> Text segment
As we help engineers and manufacturing companies moving to organize information, I can see how old Excel habits are often preventing organizations and engineers from making progress and shift towards an organized data-driven environment. The same old habits prevent companies from start thinking “data” instead of thinking “Excel documents”.
In my article today, I want to outline 3 typical old Excel habits I see when organizations decide to left Excel data management behind and move forward.
1- Put all my data in a single Excel
It is so easy to think about how to pull all the data in a single Excel. It gives a feeling of control, ownership, and ease of data access. The problem with this approach is that Excel quickly became unmanageable in terms of changes and access control. I can see attempts to hide columns, control the updates, and combining data in Excel with revisions of the Excel files.
2- Organize spreadsheet in a specific order, shape, and form
Once you attempt to put all the data you need in single Excel (even with multiple sheets), I often can see how companies are attempting to manage the structure and make some data organization using Excel formatting methods – order of columns, order of rows, spacing, indentation, etc. All these methods help to the user to get data organizations such as group similar items together (ex. parts of the same type or contractor), product structure, and many others. However, Excel is lacking relationships management and the outcome is a big mess of unstructured data that is hard to manage.

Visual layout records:
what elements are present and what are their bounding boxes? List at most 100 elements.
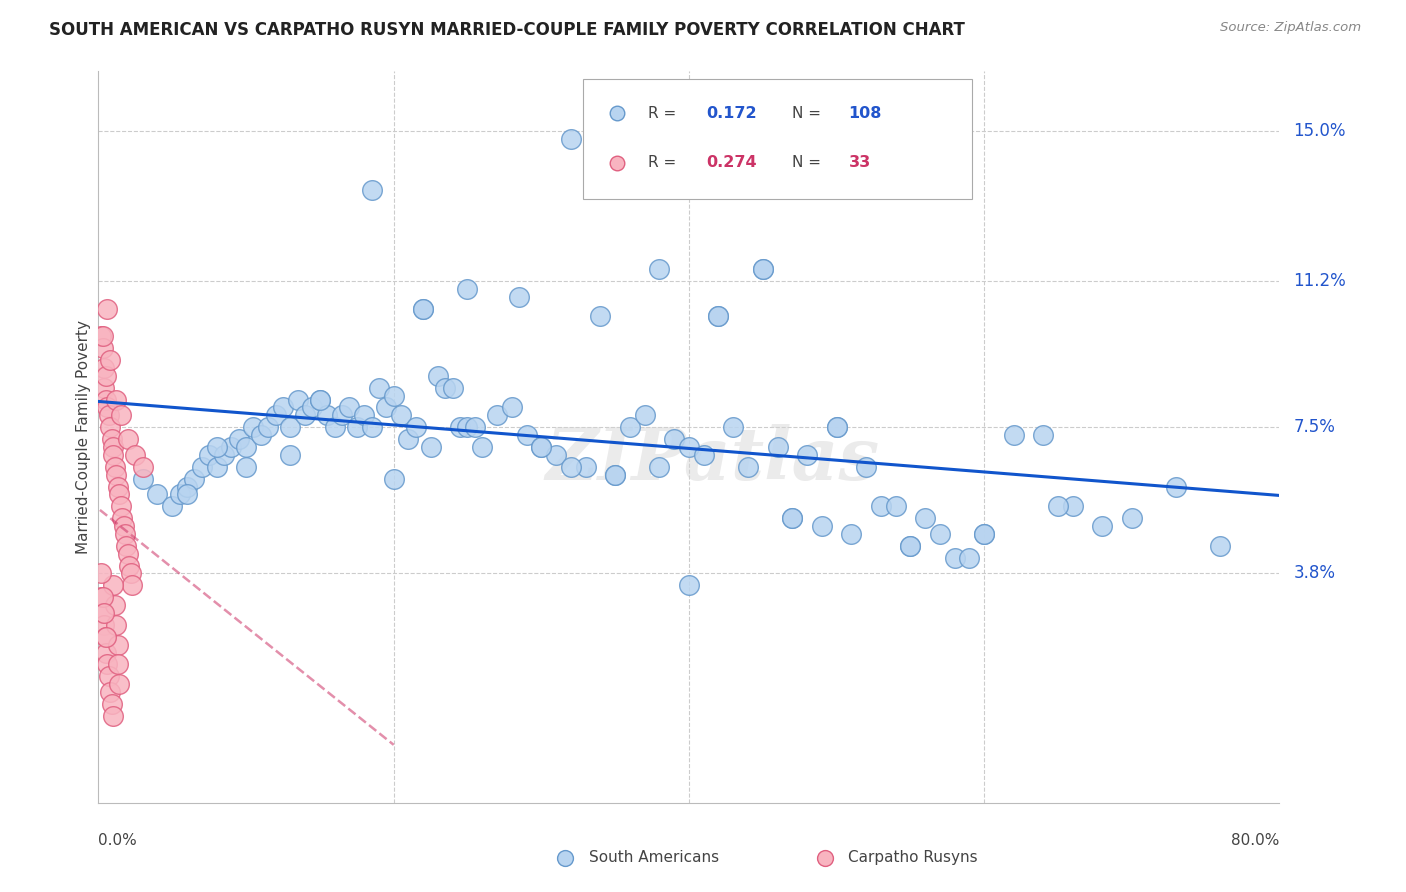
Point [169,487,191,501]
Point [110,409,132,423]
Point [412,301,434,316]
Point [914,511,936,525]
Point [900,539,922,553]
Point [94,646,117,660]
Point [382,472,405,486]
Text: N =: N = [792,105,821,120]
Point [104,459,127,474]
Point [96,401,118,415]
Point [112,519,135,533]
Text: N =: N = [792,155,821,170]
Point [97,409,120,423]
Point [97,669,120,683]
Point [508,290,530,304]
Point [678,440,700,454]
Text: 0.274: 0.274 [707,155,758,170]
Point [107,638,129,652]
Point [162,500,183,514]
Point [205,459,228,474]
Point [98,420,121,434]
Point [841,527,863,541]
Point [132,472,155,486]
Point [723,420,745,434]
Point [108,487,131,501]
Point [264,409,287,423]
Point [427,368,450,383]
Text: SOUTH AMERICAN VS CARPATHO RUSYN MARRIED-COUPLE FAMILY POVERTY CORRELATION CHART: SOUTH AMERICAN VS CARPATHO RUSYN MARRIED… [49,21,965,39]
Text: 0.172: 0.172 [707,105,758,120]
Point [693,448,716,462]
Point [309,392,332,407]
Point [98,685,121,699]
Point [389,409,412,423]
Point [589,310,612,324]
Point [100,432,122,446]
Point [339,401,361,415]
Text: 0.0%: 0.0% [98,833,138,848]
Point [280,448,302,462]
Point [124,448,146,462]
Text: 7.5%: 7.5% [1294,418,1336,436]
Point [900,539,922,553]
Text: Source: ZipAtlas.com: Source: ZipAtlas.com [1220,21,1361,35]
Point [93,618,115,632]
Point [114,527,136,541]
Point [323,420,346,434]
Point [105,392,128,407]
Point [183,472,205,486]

> Short task
Carry on the article about old Excel habits in engineering data management from the point where it stops.

> The response
3- Duplicate the data between multiple Excels
Re-use is one of the most powerful and fundamental behavior. The ability to re-use components, assemblies, and projects is simple and powerful. Excel gives you very limited capabilities to re-use, so I can see how companies create multiple copies of Excel files. As a result, there is no single source of data (eg. cost of the item, description, etc) and, instead, companies are managing multiple Excels with duplicated records. The problem is really hard in project-oriented organizations and engineering-to-order processes that give companies a false sense of isolation. Multiple Excels or spreadsheets don’t give them the ability to analyze information and optimize the process and decisions.
What is my conclusion?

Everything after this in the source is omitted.